Work to do ▸ Keep the images out and copy every entry below exactly.

(Dataset entries on figures)

++++++++++++++++++++

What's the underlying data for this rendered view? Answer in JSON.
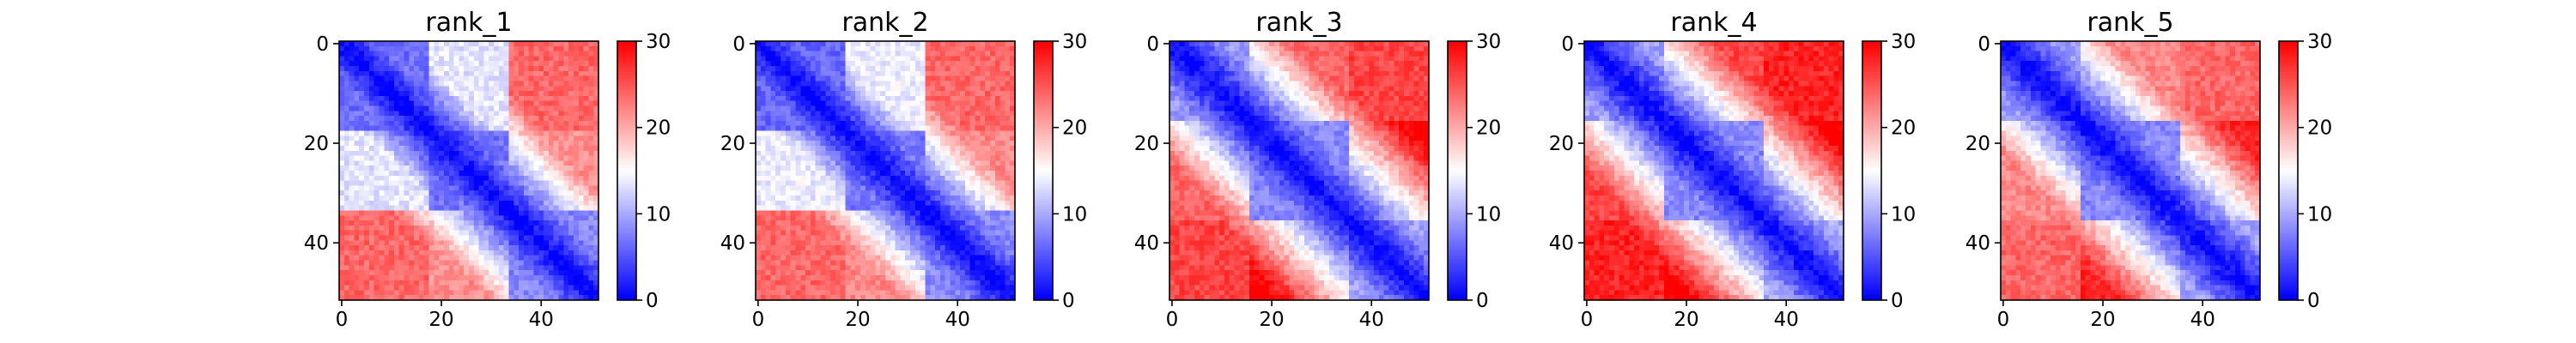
{
  "chart_data": [
    {
      "type": "heatmap",
      "title": "rank_1",
      "n": 52,
      "clim": [
        0,
        30
      ],
      "xticks": [
        0,
        20,
        40
      ],
      "yticks": [
        0,
        20,
        40
      ],
      "cbar_ticks": [
        0,
        10,
        20,
        30
      ],
      "domains": [
        [
          0,
          17
        ],
        [
          18,
          33
        ],
        [
          34,
          51
        ]
      ],
      "intra": [
        6.5,
        7.0,
        8.0
      ],
      "inter": [
        13.5,
        21.5,
        24.0
      ]
    },
    {
      "type": "heatmap",
      "title": "rank_2",
      "n": 52,
      "clim": [
        0,
        30
      ],
      "xticks": [
        0,
        20,
        40
      ],
      "yticks": [
        0,
        20,
        40
      ],
      "cbar_ticks": [
        0,
        10,
        20,
        30
      ],
      "domains": [
        [
          0,
          17
        ],
        [
          18,
          33
        ],
        [
          34,
          51
        ]
      ],
      "intra": [
        6.0,
        7.0,
        8.0
      ],
      "inter": [
        14.0,
        22.0,
        24.0
      ]
    },
    {
      "type": "heatmap",
      "title": "rank_3",
      "n": 52,
      "clim": [
        0,
        30
      ],
      "xticks": [
        0,
        20,
        40
      ],
      "yticks": [
        0,
        20,
        40
      ],
      "cbar_ticks": [
        0,
        10,
        20,
        30
      ],
      "domains": [
        [
          0,
          15
        ],
        [
          16,
          35
        ],
        [
          36,
          51
        ]
      ],
      "intra": [
        9.0,
        8.0,
        9.5
      ],
      "inter": [
        24.0,
        30.0,
        26.0
      ]
    },
    {
      "type": "heatmap",
      "title": "rank_4",
      "n": 52,
      "clim": [
        0,
        30
      ],
      "xticks": [
        0,
        20,
        40
      ],
      "yticks": [
        0,
        20,
        40
      ],
      "cbar_ticks": [
        0,
        10,
        20,
        30
      ],
      "domains": [
        [
          0,
          15
        ],
        [
          16,
          35
        ],
        [
          36,
          51
        ]
      ],
      "intra": [
        9.5,
        8.0,
        10.0
      ],
      "inter": [
        26.0,
        31.0,
        28.0
      ]
    },
    {
      "type": "heatmap",
      "title": "rank_5",
      "n": 52,
      "clim": [
        0,
        30
      ],
      "xticks": [
        0,
        20,
        40
      ],
      "yticks": [
        0,
        20,
        40
      ],
      "cbar_ticks": [
        0,
        10,
        20,
        30
      ],
      "domains": [
        [
          0,
          15
        ],
        [
          16,
          35
        ],
        [
          36,
          51
        ]
      ],
      "intra": [
        9.0,
        8.0,
        9.5
      ],
      "inter": [
        22.0,
        28.0,
        24.0
      ]
    }
  ],
  "colormap": {
    "low": "#0000ff",
    "mid": "#ffffff",
    "high": "#ff0000"
  }
}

++++++++++++++++++++

Response below ▸
What's the underlying data for this rendered view? Answer in JSON.
{
  "chart_data": [
    {
      "type": "heatmap",
      "title": "rank_1",
      "n": 52,
      "clim": [
        0,
        30
      ],
      "xticks": [
        0,
        20,
        40
      ],
      "yticks": [
        0,
        20,
        40
      ],
      "cbar_ticks": [
        0,
        10,
        20,
        30
      ],
      "domains": [
        [
          0,
          17
        ],
        [
          18,
          33
        ],
        [
          34,
          51
        ]
      ],
      "intra": [
        6.5,
        7.0,
        8.0
      ],
      "inter": [
        13.5,
        21.5,
        24.0
      ]
    },
    {
      "type": "heatmap",
      "title": "rank_2",
      "n": 52,
      "clim": [
        0,
        30
      ],
      "xticks": [
        0,
        20,
        40
      ],
      "yticks": [
        0,
        20,
        40
      ],
      "cbar_ticks": [
        0,
        10,
        20,
        30
      ],
      "domains": [
        [
          0,
          17
        ],
        [
          18,
          33
        ],
        [
          34,
          51
        ]
      ],
      "intra": [
        6.0,
        7.0,
        8.0
      ],
      "inter": [
        14.0,
        22.0,
        24.0
      ]
    },
    {
      "type": "heatmap",
      "title": "rank_3",
      "n": 52,
      "clim": [
        0,
        30
      ],
      "xticks": [
        0,
        20,
        40
      ],
      "yticks": [
        0,
        20,
        40
      ],
      "cbar_ticks": [
        0,
        10,
        20,
        30
      ],
      "domains": [
        [
          0,
          15
        ],
        [
          16,
          35
        ],
        [
          36,
          51
        ]
      ],
      "intra": [
        9.0,
        8.0,
        9.5
      ],
      "inter": [
        24.0,
        30.0,
        26.0
      ]
    },
    {
      "type": "heatmap",
      "title": "rank_4",
      "n": 52,
      "clim": [
        0,
        30
      ],
      "xticks": [
        0,
        20,
        40
      ],
      "yticks": [
        0,
        20,
        40
      ],
      "cbar_ticks": [
        0,
        10,
        20,
        30
      ],
      "domains": [
        [
          0,
          15
        ],
        [
          16,
          35
        ],
        [
          36,
          51
        ]
      ],
      "intra": [
        9.5,
        8.0,
        10.0
      ],
      "inter": [
        26.0,
        31.0,
        28.0
      ]
    },
    {
      "type": "heatmap",
      "title": "rank_5",
      "n": 52,
      "clim": [
        0,
        30
      ],
      "xticks": [
        0,
        20,
        40
      ],
      "yticks": [
        0,
        20,
        40
      ],
      "cbar_ticks": [
        0,
        10,
        20,
        30
      ],
      "domains": [
        [
          0,
          15
        ],
        [
          16,
          35
        ],
        [
          36,
          51
        ]
      ],
      "intra": [
        9.0,
        8.0,
        9.5
      ],
      "inter": [
        22.0,
        28.0,
        24.0
      ]
    }
  ],
  "colormap": {
    "low": "#0000ff",
    "mid": "#ffffff",
    "high": "#ff0000"
  }
}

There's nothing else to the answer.